Search the listing below for the string "HARRY" and copy every line where it occurs.

Items from a dataset
-=-=-

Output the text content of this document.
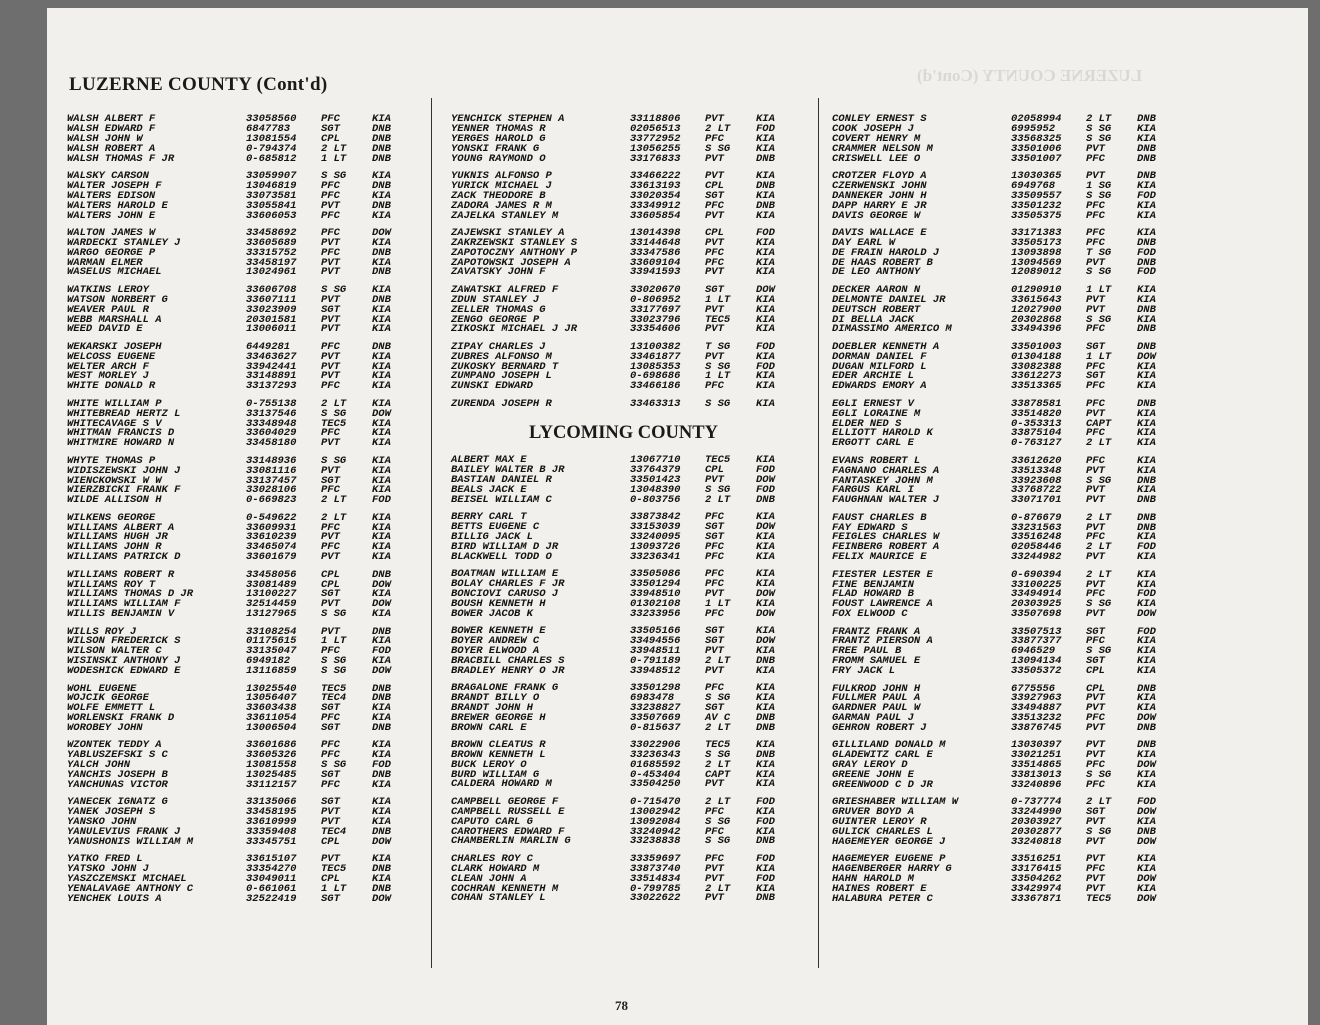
LUZERNE COUNTY (Cont'd)
LUZERNE COUNTY (Cont'd)
WALSH ALBERT F	33058560 PFC	KIA
WALSH EDWARD F	6847783	SGT	DNB
WALSH JOHN W	13081554 CPL	DNB
WALSH ROBERT A	0-794374 2 LT DNB
WALSH THOMAS F JR	0-685812 1 LT DNB
WALSKY CARSON	33059907 S SG KIA
WALTER JOSEPH F	13046819 PFC	DNB
WALTERS EDISON	33073581 PFC	KIA
WALTERS HAROLD E	33055841 PVT	DNB
WALTERS JOHN E	33606053 PFC	KIA
WALTON JAMES W	33458692 PFC	DOW
WARDECKI STANLEY J	33605689 PVT	KIA
WARGO GEORGE P	33315752 PFC	DNB
WARMAN ELMER	33458197 PVT	KIA
WASELUS MICHAEL	13024961 PVT	DNB
WATKINS LEROY	33606708 S SG KIA
WATSON NORBERT G	33607111 PVT	DNB
WEAVER PAUL R	33023909 SGT	KIA
WEBB MARSHALL A	20301581 PVT	KIA
WEED DAVID E	13006011 PVT	KIA
WEKARSKI JOSEPH	6449281	PFC	DNB
WELCOSS EUGENE	33463627 PVT	KIA
WELTER ARCH F	33942441 PVT	KIA
WEST MORLEY J	33148891 PVT	KIA
WHITE DONALD R	33137293 PFC	KIA
WHITE WILLIAM P	0-755138 2 LT KIA
WHITEBREAD HERTZ L	33137546 S SG DOW
WHITECAVAGE S V	33348948 TEC5 KIA
WHITMAN FRANCIS D	33604029 PFC	KIA
WHITMIRE HOWARD N	33458180 PVT	KIA
WHYTE THOMAS P	33148936 S SG KIA
WIDISZEWSKI JOHN J	33081116 PVT	KIA
WIENCKOWSKI W W	33137457 SGT	KIA
WIERZBICKI FRANK F	33028106 PFC	KIA
WILDE ALLISON H	0-669823 2 LT FOD
WILKENS GEORGE	0-549622 2 LT KIA
WILLIAMS ALBERT A	33609931 PFC	KIA
WILLIAMS HUGH JR	33610239 PVT	KIA
WILLIAMS JOHN R	33465074 PFC	KIA
WILLIAMS PATRICK D	33601679 PVT	KIA
WILLIAMS ROBERT R	33458056 CPL	DNB
WILLIAMS ROY T	33081489 CPL	DOW
WILLIAMS THOMAS D JR	13100227 SGT	KIA
WILLIAMS WILLIAM F	32514459 PVT	DOW
WILLIS BENJAMIN V	13127965 S SG KIA
WILLS ROY J	33108254 PVT	DNB
WILSON FREDERICK S	01175615 1 LT KIA
WILSON WALTER C	33135047 PFC	FOD
WISINSKI ANTHONY J	6949182	S SG KIA
WODESHICK EDWARD E	13116859 S SG DOW
WOHL EUGENE	13025540 TEC5 DNB
WOJCIK GEORGE	13056407 TEC4 DNB
WOLFE EMMETT L	33603438 SGT	KIA
WORLENSKI FRANK D	33611054 PFC	KIA
WOROBEY JOHN	13006504 SGT	DNB
WZONTEK TEDDY A	33601686 PFC	KIA
YABLUSZEFSKI S C	33605326 PFC	KIA
YALCH JOHN	13081558 S SG FOD
YANCHIS JOSEPH B	13025485 SGT	DNB
YANCHUNAS VICTOR	33112157 PFC	KIA
YANECEK IGNATZ G	33135066 SGT	KIA
YANEK JOSEPH S	33458195 PVT	KIA
YANSKO JOHN	33610999 PVT	KIA
YANULEVIUS FRANK J	33359408 TEC4 DNB
YANUSHONIS WILLIAM M	33345751 CPL	DOW
YATKO FRED L	33615107 PVT	KIA
YATSKO JOHN J	33354270 TEC5 DNB
YASZCZEMSKI MICHAEL	33049011 CPL	KIA
YENALAVAGE ANTHONY C	0-661061 1 LT DNB
YENCHEK LOUIS A	32522419 SGT	DOW
YENCHICK STEPHEN A	33118806 PVT	KIA
YENNER THOMAS R	02056513 2 LT FOD
YERGES HAROLD G	33772952 PFC	KIA
YONSKI FRANK G	13056255 S SG KIA
YOUNG RAYMOND O	33176833 PVT	DNB
YUKNIS ALFONSO P	33466222 PVT	KIA
YURICK MICHAEL J	33613193 CPL	DNB
ZACK THEODORE B	33020354 SGT	KIA
ZADORA JAMES R M	33349912 PFC	DNB
ZAJELKA STANLEY M	33605854 PVT	KIA
ZAJEWSKI STANLEY A	13014398 CPL	FOD
ZAKRZEWSKI STANLEY S	33144648 PVT	KIA
ZAPOTOCZNY ANTHONY P	33347586 PFC	KIA
ZAPOTOWSKI JOSEPH A	33609104 PFC	KIA
ZAVATSKY JOHN F	33941593 PVT	KIA
ZAWATSKI ALFRED F	33020670 SGT	DOW
ZDUN STANLEY J	0-806952 1 LT KIA
ZELLER THOMAS G	33177697 PVT	KIA
ZENGO GEORGE P	33023796 TEC5 KIA
ZIKOSKI MICHAEL J JR	33354606 PVT	KIA
ZIPAY CHARLES J	13100382 T SG FOD
ZUBRES ALFONSO M	33461877 PVT	KIA
ZUKOSKY BERNARD T	13085353 S SG FOD
ZUMPANO JOSEPH L	0-698686 1 LT KIA
ZUNSKI EDWARD	33466186 PFC	KIA
ZURENDA JOSEPH R	33463313 S SG KIA
LYCOMING COUNTY
ALBERT MAX E	13067710 TEC5 KIA
BAILEY WALTER B JR	33764379 CPL	FOD
BASTIAN DANIEL R	33501423 PVT	DOW
BEALS JACK E	13048390 S SG FOD
BEISEL WILLIAM C	0-803756 2 LT DNB
BERRY CARL T	33873842 PFC	KIA
BETTS EUGENE C	33153039 SGT	DOW
BILLIG JACK L	33240095 SGT	KIA
BIRD WILLIAM D JR	13093726 PFC	KIA
BLACKWELL TODD O	33236341 PFC	KIA
BOATMAN WILLIAM E	33505086 PFC	KIA
BOLAY CHARLES F JR	33501294 PFC	KIA
BONCIOVI CARUSO J	33948510 PVT	DOW
BOUSH KENNETH H	01302108 1 LT KIA
BOWER JACOB K	33233956 PFC	DOW
BOWER KENNETH E	33505166 SGT	KIA
BOYER ANDREW C	33494556 SGT	DOW
BOYER ELWOOD A	33948511 PVT	KIA
BRACBILL CHARLES S	0-791189 2 LT DNB
BRADLEY HENRY O JR	33948512 PVT	KIA
BRAGALONE FRANK G	33501298 PFC	KIA
BRANDT BILLY O	6983478	S SG KIA
BRANDT JOHN H	33238827 SGT	KIA
BREWER GEORGE H	33507669 AV C DNB
BROWN CARL E	0-815637 2 LT DNB
BROWN CLEATUS R	33022906 TEC5 KIA
BROWN KENNETH L	33236343 S SG DNB
BUCK LEROY O	01685592 2 LT KIA
BURD WILLIAM G	0-453404 CAPT KIA
CALDERA HOWARD M	33504250 PVT	KIA
CAMPBELL GEORGE F	0-715470 2 LT FOD
CAMPBELL RUSSELL E	13002942 PFC	KIA
CAPUTO CARL G	13092084 S SG FOD
CAROTHERS EDWARD F	33240942 PFC	KIA
CHAMBERLIN MARLIN G	33238838 S SG DNB
CHARLES ROY C	33359697 PFC	FOD
CLARK HOWARD M	33873740 PVT	KIA
CLEAN JOHN A	33514834 PVT	FOD
COCHRAN KENNETH M	0-799785 2 LT KIA
COHAN STANLEY L	33022622 PVT	DNB
CONLEY ERNEST S	02058994 2 LT DNB
COOK JOSEPH J	6995952	S SG KIA
COVERT HENRY M	33568325 S SG KIA
CRAMMER NELSON M	33501006 PVT	DNB
CRISWELL LEE O	33501007 PFC	DNB
CROTZER FLOYD A	13030365 PVT	DNB
CZERWENSKI JOHN	6949768	1 SG KIA
DANNEKER JOHN H	33509557 S SG FOD
DAPP HARRY E JR	33501232 PFC	KIA
DAVIS GEORGE W	33505375 PFC	KIA
DAVIS WALLACE E	33171383 PFC	KIA
DAY EARL W	33505173 PFC	DNB
DE FRAIN HAROLD J	13093898 T SG FOD
DE HAAS ROBERT B	13094569 PVT	DNB
DE LEO ANTHONY	12089012 S SG FOD
DECKER AARON N	01290910 1 LT KIA
DELMONTE DANIEL JR	33615643 PVT	KIA
DEUTSCH ROBERT	12027900 PVT	DNB
DI BELLA JACK	20302868 S SG KIA
DIMASSIMO AMERICO M	33494396 PFC	DNB
DOEBLER KENNETH A	33501003 SGT	DNB
DORMAN DANIEL F	01304188 1 LT DOW
DUGAN MILFORD L	33082388 PFC	KIA
EDER ARCHIE L	33612273 SGT	KIA
EDWARDS EMORY A	33513365 PFC	KIA
EGLI ERNEST V	33878581 PFC	DNB
EGLI LORAINE M	33514820 PVT	KIA
ELDER NED S	0-353313 CAPT KIA
ELLIOTT HAROLD K	33875104 PFC	KIA
ERGOTT CARL E	0-763127 2 LT KIA
EVANS ROBERT L	33612620 PFC	KIA
FAGNANO CHARLES A	33513348 PVT	KIA
FANTASKEY JOHN M	33923608 S SG DNB
FARGUS KARL I	33768722 PVT	KIA
FAUGHNAN WALTER J	33071701 PVT	DNB
FAUST CHARLES B	0-876679 2 LT DNB
FAY EDWARD S	33231563 PVT	DNB
FEIGLES CHARLES W	33516248 PFC	KIA
FEINBERG ROBERT A	02058446 2 LT FOD
FELIX MAURICE E	33244982 PVT	KIA
FIESTER LESTER E	0-690394 2 LT KIA
FINE BENJAMIN	33100225 PVT	KIA
FLAD HOWARD B	33494914 PFC	FOD
FOUST LAWRENCE A	20303925 S SG KIA
FOX ELWOOD C	33507698 PVT	DOW
FRANTZ FRANK A	33507513 SGT	FOD
FRANTZ PIERSON A	33877377 PFC	KIA
FREE PAUL B	6946529	S SG KIA
FROMM SAMUEL E	13094134 SGT	KIA
FRY JACK L	33505372 CPL	KIA
FULKROD JOHN H	6775556	CPL	DNB
FULLMER PAUL A	33927963 PVT	KIA
GARDNER PAUL W	33494887 PVT	KIA
GARMAN PAUL J	33513232 PFC	DOW
GEHRON ROBERT J	33876745 PVT	DNB
GILLILAND DONALD M	13030397 PVT	DNB
GLADEWITZ CARL E	33021251 PVT	KIA
GRAY LEROY D	33514865 PFC	DOW
GREENE JOHN E	33813013 S SG KIA
GREENWOOD C D JR	33240896 PFC	KIA
GRIESHABER WILLIAM W	0-737774 2 LT FOD
GRUVER BOYD A	33244990 SGT	DOW
GUINTER LEROY R	20303927 PVT	KIA
GULICK CHARLES L	20302877 S SG DNB
HAGEMEYER GEORGE J	33240818 PVT	DOW
HAGEMEYER EUGENE P	33516251 PVT	KIA
HAGENBERGER HARRY G	33176415 PFC	KIA
HAHN HAROLD M	33504262 PVT	DOW
HAINES ROBERT E	33429974 PVT	KIA
HALABURA PETER C	33367871 TEC5 DOW
78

-=-=-

**Exercise response**
DAPP HARRY E JR	33501232 PFC	KIA
HAGENBERGER HARRY G	33176415 PFC	KIA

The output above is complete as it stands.